▶ [PROBLEMS]:
[A] Reproduce the records verbatim, from the start of the records through the line containing "legend-label-er: ER [1373, 988, 1412, 1019]", both ends included.
[B] Go on with the text on Saudi Arabia's origins, picking up after its final sentence.

▶ [EXTRACT PROVIDED]:

Saudi Arabia is a US colony. It owes its existence to the British Empire, and it owes its continued existence to the United States. This is not widely known. Folks just assume that Saudi Arabia was always there, they got lucky with oil, and now we’re stuck with them. That’s not how it went at all. It’s probably worth documenting this claim in a longer blog post than normal. It’s a bit too complex to wrap into this video.

The Saud family, and its nasty relationship with religious extremism does go back a ways. I document this relationship at length in the essay, which I recommend you buy. They managed to put together a pretty impressive, if briefly lived state in the late 1700s and early 1800s. They held Mecca and Medina briefly, from 1802 to 1818. They were booted out of there by an Ottoman Egyptian Army. The Saud family then managed to put together another chunk of land based around Riyadh, but by the 1890s they were refugees, forced to seek shelter in Kuwait. If you’d picked a family ca. 1910 to end up the most powerful (and possibly richest) of the last royal families standing it certainly wouldn’t have been the Sauds.

Which is where the British empire stepped in. In 1915 the British were fighting World War I against the Ottoman Empire, among others. They were looking to support any Arab leader they could against the Ottomans, who had controlled the Middle East since the 1500s. Have you seen Lawrence of Arabia? That’s about the British support given to the Hashemite family, that had ruled Mecca for hundreds of years. The Arab Revolt that made Lawrence a celebrity was led by Faisal of the Hashemites. This was all lovely, stuck it to the Ottomans, and turned Faisal into a somewhat internationally respected figure.

Records from a data source
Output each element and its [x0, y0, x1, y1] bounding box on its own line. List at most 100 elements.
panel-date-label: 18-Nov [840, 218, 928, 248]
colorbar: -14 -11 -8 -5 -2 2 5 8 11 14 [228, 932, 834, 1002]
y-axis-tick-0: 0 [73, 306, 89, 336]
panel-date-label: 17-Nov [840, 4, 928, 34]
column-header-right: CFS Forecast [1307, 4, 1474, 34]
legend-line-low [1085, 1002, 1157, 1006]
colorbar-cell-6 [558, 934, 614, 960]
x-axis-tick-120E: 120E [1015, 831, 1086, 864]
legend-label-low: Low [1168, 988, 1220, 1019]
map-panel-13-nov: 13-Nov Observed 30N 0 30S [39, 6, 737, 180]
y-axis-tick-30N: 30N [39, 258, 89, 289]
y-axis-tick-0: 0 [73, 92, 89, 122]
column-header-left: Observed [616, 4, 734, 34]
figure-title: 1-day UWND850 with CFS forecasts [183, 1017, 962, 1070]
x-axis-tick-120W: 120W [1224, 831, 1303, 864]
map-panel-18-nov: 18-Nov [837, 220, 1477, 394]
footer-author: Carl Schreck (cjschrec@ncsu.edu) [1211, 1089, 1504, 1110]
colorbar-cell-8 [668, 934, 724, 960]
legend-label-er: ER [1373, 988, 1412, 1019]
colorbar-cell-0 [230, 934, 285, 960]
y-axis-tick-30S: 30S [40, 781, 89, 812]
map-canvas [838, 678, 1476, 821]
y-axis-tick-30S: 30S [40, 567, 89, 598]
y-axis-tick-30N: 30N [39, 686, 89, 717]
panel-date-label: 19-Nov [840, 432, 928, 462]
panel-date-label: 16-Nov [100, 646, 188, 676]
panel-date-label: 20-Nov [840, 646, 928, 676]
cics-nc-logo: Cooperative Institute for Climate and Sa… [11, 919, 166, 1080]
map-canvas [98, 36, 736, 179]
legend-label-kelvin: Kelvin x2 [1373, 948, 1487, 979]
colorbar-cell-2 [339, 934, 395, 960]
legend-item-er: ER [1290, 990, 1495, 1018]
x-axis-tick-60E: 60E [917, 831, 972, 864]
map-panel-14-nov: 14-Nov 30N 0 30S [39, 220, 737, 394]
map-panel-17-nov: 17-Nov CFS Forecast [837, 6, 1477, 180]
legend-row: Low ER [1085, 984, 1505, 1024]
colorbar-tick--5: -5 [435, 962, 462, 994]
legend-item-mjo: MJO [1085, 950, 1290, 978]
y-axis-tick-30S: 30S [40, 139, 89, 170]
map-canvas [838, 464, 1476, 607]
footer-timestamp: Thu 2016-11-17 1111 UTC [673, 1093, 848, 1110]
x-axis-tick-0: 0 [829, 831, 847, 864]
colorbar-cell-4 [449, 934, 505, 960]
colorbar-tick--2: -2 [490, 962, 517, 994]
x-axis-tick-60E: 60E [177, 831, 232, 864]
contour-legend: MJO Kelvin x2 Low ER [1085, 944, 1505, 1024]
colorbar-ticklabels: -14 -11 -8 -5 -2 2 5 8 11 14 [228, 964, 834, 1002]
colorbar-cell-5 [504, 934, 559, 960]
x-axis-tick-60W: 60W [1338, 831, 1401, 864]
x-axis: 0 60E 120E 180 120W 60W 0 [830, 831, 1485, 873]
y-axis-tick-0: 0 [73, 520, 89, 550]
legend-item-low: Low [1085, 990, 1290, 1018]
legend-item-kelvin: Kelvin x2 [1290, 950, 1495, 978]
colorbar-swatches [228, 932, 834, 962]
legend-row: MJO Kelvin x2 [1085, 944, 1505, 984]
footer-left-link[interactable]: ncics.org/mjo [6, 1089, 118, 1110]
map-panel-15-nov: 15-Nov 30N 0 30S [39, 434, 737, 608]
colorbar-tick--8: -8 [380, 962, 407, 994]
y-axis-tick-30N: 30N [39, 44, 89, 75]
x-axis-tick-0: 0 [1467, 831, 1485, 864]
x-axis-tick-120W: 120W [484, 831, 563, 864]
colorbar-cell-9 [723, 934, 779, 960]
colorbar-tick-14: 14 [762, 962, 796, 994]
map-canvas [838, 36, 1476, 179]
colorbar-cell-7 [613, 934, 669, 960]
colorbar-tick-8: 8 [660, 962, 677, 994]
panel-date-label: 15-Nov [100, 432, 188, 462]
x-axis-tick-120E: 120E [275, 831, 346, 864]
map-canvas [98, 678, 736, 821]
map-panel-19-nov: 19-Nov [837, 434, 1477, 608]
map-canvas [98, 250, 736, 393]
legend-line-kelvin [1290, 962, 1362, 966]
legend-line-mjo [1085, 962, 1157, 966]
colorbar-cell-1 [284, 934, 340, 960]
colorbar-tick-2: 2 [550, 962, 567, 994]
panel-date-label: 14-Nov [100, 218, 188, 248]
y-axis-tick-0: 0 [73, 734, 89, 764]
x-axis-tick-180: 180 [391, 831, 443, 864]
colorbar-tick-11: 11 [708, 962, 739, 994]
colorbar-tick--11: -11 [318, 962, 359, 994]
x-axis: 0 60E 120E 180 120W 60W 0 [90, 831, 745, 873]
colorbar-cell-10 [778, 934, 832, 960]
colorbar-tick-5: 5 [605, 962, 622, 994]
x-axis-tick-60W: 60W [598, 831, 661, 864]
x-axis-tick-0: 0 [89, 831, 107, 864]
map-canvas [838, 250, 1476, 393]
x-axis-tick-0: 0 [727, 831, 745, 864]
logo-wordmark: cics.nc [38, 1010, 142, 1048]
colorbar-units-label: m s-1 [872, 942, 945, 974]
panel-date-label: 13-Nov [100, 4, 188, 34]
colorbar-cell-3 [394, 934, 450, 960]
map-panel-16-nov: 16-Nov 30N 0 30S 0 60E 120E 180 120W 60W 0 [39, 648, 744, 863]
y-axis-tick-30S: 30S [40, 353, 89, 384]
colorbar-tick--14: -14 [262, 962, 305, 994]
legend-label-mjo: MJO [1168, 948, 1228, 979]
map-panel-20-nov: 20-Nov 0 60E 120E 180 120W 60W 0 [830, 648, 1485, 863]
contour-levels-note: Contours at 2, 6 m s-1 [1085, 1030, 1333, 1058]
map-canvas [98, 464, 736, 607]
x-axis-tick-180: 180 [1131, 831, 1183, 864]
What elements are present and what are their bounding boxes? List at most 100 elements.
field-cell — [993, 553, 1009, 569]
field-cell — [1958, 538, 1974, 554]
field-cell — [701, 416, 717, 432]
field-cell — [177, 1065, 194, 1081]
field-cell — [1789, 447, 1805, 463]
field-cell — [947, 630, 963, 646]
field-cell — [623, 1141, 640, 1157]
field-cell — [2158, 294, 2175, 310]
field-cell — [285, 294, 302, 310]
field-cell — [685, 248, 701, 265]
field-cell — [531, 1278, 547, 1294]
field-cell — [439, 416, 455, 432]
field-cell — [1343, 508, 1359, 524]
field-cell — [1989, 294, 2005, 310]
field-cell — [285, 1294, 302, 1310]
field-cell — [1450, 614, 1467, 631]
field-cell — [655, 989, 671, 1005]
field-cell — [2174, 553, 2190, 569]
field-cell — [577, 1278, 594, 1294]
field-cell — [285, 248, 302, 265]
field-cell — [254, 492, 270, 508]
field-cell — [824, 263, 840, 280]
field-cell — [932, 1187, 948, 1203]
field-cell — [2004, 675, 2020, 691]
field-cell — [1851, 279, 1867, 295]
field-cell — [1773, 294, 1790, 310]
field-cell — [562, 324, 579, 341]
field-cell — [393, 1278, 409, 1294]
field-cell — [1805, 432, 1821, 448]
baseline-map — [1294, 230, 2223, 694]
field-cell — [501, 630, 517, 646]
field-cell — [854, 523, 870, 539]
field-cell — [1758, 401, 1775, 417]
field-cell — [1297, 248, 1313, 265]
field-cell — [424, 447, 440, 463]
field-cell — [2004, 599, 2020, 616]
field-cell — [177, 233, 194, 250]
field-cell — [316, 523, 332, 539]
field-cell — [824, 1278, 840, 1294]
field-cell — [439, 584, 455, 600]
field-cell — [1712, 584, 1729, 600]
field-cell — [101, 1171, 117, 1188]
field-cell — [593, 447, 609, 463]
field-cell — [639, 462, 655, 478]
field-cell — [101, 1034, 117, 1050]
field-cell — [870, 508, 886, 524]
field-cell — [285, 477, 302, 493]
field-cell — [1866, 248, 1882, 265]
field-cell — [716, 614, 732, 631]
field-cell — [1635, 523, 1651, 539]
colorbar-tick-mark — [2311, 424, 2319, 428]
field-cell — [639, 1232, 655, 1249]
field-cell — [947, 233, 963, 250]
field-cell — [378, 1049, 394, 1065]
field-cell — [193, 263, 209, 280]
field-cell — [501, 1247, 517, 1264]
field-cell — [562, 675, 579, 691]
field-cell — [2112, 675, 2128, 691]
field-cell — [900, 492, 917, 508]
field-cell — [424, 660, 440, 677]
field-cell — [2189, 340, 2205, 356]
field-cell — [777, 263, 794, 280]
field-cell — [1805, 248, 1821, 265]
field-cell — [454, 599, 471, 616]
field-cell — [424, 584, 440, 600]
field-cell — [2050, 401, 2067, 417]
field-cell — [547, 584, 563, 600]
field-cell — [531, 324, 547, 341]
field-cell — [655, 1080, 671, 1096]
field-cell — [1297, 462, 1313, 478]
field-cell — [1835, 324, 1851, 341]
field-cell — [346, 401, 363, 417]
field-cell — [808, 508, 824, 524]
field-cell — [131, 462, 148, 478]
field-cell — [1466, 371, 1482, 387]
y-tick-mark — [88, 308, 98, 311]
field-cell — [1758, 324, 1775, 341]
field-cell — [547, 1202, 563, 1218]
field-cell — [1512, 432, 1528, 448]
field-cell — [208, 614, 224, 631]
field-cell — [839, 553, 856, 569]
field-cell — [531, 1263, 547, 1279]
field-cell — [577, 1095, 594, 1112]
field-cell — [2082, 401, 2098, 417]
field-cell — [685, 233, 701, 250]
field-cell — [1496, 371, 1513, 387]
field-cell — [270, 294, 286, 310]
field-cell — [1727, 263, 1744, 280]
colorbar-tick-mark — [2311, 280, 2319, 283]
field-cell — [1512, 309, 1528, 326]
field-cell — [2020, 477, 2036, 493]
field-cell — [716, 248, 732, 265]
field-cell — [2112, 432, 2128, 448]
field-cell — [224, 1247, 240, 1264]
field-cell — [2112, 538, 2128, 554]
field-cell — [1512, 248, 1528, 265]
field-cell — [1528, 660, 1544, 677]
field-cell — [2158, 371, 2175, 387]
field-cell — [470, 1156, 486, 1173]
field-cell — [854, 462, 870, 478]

▶ [RESPONSES]:
[A]
Output each element and its [x0, y0, x1, y1] bounding box on its own line. List at most 100 elements.
panel-date-label: 18-Nov [840, 218, 928, 248]
colorbar: -14 -11 -8 -5 -2 2 5 8 11 14 [228, 932, 834, 1002]
y-axis-tick-0: 0 [73, 306, 89, 336]
panel-date-label: 17-Nov [840, 4, 928, 34]
column-header-right: CFS Forecast [1307, 4, 1474, 34]
legend-line-low [1085, 1002, 1157, 1006]
colorbar-cell-6 [558, 934, 614, 960]
x-axis-tick-120E: 120E [1015, 831, 1086, 864]
legend-label-low: Low [1168, 988, 1220, 1019]
map-panel-13-nov: 13-Nov Observed 30N 0 30S [39, 6, 737, 180]
y-axis-tick-30N: 30N [39, 258, 89, 289]
y-axis-tick-0: 0 [73, 92, 89, 122]
column-header-left: Observed [616, 4, 734, 34]
figure-title: 1-day UWND850 with CFS forecasts [183, 1017, 962, 1070]
x-axis-tick-120W: 120W [1224, 831, 1303, 864]
map-panel-18-nov: 18-Nov [837, 220, 1477, 394]
footer-author: Carl Schreck (cjschrec@ncsu.edu) [1211, 1089, 1504, 1110]
colorbar-cell-8 [668, 934, 724, 960]
legend-label-er: ER [1373, 988, 1412, 1019]

[B]
This presented the British with a problem when the war ended in 1918. They had Faisal, a well respected, charismatic leader, with established connections to the Arab urban centers, and some modernizing instincts. Faisal had a pan-Arab mindset, and envisioned a unified, powerful and developing Arab state, stretching from his family’s territory in Mecca and Medina as far as Damascus and Baghdad, and maybe beyond. This was more or less what he had been promised during the War, and he went to the Paris Peace conference to press his case.

But the British didn’t want that. They wanted the territory for themselves. They got it, establishing “Mandates” in Palestine and Iraq. The Brits got Baghdad and Jerusalem, and the French got Damascus, establishing what became the ill-fated state of Syria. Arabia, or rather all the unimportant and desert bits of Arabia were left to the Hashemites. But not just the Hashemites. The British continued to support the Sauds, with cash subsidies, and a ton of surplus munitions from the war. It depends who you read, but many sources maintain that the British subsidies were the only thing keeping the dirt poor and enthusiastically anti-modern Saudi army going.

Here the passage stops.